■ TEXTO DE LEITURA

Dos debates travados no blog campeão, selecionei a análise de dois bicolores juramentados sobre a participação do Papão na Série B e as perspectivas para 2017. Miguel Carvalho, crítico ferrenho de Dado Cavalcanti, avalia que os dirigentes precisam extrair lições da campanha que findou na sexta-feira.
“Creio que a permanência Bicolor mais um ano na segunda divisão brasileira venha para amadurecer a instituição e que, ao subir, não faça como o Joinville, o Santa Cruz e o América-MG. Que se espelhe na Chapecoense, um clube com orçamento fechado, ciente do que pode gastar e de que não é necessário ficar refém de empresas ou empresários que só visam o lucro próprio enfiando jogadores medíocres em clubes que vivem caçando os tais jogadores de expressão”.

■ ENUNCIADO
Por favor, reproduza fielmente o trecho do texto sobre a campanha do Papão na Série B, começando em "Dos debates travados" e terminando em "findou na sexta-feira.". Use somente o texto como base.

■ REGISTROS FORNECIDOS
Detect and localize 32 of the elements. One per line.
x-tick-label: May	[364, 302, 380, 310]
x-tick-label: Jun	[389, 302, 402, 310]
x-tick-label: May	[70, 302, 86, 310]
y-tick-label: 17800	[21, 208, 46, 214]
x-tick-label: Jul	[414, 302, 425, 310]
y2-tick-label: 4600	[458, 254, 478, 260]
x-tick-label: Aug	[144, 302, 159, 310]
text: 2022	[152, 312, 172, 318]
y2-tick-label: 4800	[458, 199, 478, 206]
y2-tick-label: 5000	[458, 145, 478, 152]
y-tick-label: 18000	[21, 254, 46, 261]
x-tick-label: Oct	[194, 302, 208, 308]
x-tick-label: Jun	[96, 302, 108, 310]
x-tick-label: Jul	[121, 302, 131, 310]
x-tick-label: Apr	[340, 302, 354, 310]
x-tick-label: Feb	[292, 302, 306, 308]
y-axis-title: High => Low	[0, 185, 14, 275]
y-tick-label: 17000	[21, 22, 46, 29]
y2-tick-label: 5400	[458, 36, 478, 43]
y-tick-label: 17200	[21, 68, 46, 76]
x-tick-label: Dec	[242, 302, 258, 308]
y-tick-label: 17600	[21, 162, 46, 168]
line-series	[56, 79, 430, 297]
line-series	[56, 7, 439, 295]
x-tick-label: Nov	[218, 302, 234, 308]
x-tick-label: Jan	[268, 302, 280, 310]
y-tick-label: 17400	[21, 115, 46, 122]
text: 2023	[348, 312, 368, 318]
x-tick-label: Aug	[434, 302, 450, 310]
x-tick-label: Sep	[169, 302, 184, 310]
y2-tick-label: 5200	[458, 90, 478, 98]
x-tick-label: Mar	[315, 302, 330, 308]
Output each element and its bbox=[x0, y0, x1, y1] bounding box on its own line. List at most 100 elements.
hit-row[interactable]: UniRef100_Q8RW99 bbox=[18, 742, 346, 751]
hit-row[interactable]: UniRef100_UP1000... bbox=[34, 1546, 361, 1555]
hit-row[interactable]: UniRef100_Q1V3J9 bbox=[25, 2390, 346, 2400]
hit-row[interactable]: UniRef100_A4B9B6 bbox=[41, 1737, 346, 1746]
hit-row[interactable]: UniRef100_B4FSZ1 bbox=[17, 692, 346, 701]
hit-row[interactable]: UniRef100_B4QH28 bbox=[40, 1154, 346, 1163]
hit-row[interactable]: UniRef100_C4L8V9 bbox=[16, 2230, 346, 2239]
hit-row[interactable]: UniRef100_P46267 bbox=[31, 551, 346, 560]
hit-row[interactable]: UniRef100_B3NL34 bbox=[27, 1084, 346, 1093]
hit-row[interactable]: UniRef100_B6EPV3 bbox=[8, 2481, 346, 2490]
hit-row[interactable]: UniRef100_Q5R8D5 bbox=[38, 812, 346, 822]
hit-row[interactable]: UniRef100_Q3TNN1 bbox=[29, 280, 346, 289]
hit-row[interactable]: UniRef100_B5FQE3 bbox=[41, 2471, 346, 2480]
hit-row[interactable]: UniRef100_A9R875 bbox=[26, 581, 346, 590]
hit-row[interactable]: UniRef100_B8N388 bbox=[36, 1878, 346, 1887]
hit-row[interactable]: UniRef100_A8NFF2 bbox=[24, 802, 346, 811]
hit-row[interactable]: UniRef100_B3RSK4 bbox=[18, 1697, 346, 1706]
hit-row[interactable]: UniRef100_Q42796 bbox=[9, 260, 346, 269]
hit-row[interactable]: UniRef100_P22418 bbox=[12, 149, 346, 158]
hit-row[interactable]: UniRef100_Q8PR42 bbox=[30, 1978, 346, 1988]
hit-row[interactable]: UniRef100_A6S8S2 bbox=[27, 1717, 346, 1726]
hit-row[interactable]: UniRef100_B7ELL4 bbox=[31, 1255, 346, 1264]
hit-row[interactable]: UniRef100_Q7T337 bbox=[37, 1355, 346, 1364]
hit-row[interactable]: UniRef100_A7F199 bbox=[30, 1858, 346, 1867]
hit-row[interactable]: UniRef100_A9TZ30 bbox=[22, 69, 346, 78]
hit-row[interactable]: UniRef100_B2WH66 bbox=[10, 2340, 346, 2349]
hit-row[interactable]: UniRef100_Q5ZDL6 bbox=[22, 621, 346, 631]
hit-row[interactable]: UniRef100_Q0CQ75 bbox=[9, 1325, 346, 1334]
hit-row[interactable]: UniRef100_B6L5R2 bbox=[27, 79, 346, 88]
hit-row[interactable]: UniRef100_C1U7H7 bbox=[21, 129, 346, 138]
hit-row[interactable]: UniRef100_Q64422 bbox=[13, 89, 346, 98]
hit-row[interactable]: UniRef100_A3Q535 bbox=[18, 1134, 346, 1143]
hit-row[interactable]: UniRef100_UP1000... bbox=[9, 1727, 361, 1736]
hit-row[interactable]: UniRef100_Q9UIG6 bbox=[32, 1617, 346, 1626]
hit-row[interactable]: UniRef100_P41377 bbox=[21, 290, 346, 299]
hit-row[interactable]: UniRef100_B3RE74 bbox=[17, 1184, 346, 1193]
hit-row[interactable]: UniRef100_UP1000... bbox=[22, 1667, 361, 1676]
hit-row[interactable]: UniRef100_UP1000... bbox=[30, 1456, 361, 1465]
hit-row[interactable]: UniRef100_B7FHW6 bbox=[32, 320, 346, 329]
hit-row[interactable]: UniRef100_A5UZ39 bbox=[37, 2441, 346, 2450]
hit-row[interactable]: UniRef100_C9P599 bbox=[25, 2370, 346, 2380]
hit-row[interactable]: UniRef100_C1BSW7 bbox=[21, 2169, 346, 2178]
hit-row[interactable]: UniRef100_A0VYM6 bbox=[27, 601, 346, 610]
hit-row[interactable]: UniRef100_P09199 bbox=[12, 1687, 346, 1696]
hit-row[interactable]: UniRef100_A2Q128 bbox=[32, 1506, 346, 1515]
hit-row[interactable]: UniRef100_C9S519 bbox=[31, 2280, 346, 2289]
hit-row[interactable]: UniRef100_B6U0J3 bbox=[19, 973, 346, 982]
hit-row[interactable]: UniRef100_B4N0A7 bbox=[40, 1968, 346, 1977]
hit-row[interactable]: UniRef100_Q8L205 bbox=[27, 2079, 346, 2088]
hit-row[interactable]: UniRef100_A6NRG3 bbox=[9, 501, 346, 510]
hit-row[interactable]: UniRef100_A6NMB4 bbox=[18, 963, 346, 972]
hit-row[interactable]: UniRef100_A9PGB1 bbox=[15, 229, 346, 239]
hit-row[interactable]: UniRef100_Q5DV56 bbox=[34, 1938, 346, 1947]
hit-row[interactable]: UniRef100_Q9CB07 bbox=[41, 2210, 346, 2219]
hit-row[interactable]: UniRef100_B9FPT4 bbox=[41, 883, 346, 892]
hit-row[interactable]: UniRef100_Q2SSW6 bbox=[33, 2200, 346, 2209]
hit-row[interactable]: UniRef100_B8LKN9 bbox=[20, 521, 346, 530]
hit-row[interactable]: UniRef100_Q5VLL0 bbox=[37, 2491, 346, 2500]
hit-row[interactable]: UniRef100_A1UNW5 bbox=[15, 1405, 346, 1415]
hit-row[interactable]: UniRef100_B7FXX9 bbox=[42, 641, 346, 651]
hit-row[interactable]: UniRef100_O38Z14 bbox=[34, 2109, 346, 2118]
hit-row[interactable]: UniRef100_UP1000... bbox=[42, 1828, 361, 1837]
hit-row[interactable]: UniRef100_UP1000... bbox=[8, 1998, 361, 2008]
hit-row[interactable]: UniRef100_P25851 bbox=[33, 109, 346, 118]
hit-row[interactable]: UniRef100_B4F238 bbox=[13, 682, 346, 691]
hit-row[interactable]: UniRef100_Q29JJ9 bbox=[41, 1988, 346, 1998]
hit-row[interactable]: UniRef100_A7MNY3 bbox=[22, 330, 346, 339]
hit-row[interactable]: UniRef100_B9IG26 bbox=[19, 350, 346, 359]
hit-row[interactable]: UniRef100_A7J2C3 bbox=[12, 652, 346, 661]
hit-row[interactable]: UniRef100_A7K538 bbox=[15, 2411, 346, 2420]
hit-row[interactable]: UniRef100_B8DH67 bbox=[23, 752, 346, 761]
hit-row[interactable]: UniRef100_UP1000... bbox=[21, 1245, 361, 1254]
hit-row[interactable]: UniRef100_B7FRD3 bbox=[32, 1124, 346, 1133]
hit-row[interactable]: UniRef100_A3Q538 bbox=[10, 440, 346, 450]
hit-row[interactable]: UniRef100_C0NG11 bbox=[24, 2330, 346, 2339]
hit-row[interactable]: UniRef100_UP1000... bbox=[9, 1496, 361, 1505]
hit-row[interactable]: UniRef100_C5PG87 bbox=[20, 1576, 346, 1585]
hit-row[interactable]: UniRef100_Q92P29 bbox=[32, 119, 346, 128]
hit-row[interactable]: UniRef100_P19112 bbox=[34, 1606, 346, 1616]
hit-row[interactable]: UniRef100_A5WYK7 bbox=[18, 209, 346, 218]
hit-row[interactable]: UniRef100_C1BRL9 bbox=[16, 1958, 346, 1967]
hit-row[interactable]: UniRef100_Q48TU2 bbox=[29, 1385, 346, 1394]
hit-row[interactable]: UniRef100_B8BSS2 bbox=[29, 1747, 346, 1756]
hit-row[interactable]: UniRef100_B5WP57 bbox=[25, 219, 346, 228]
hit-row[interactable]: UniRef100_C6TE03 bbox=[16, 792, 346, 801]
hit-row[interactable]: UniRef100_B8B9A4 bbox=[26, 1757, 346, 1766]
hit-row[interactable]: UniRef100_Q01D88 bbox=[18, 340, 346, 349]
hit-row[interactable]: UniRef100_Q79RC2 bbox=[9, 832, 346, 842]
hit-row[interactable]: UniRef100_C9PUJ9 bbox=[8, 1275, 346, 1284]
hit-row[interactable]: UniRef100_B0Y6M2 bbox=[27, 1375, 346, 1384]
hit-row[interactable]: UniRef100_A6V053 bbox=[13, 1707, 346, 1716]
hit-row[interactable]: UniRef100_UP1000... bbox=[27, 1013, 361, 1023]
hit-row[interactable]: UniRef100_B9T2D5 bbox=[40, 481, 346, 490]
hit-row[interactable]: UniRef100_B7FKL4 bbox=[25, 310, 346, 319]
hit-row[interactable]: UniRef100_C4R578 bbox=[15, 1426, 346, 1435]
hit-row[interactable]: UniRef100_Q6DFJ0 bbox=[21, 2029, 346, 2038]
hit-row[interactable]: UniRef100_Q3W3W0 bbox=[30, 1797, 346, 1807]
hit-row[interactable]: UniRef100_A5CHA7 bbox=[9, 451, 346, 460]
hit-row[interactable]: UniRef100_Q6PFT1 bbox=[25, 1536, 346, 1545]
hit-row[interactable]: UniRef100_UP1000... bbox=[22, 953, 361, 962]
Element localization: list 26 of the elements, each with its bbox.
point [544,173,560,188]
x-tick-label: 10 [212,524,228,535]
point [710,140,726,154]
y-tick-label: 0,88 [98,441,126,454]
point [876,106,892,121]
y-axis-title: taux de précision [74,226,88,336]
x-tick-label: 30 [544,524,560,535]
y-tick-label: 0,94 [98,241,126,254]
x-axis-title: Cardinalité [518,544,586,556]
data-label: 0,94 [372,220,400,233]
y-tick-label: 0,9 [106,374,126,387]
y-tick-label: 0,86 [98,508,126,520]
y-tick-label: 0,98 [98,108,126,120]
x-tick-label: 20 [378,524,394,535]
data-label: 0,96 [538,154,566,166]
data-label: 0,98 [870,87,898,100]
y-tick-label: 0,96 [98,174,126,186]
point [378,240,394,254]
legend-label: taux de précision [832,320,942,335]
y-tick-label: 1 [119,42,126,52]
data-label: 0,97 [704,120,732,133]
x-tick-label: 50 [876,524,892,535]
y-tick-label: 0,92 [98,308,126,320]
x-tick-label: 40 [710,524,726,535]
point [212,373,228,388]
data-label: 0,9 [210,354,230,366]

■ RESULTADO DA TAREFA
Dos debates travados no blog campeão, selecionei a análise de dois bicolores juramentados sobre a participação do Papão na Série B e as perspectivas para 2017. Miguel Carvalho, crítico ferrenho de Dado Cavalcanti, avalia que os dirigentes precisam extrair lições da campanha que findou na sexta-feira.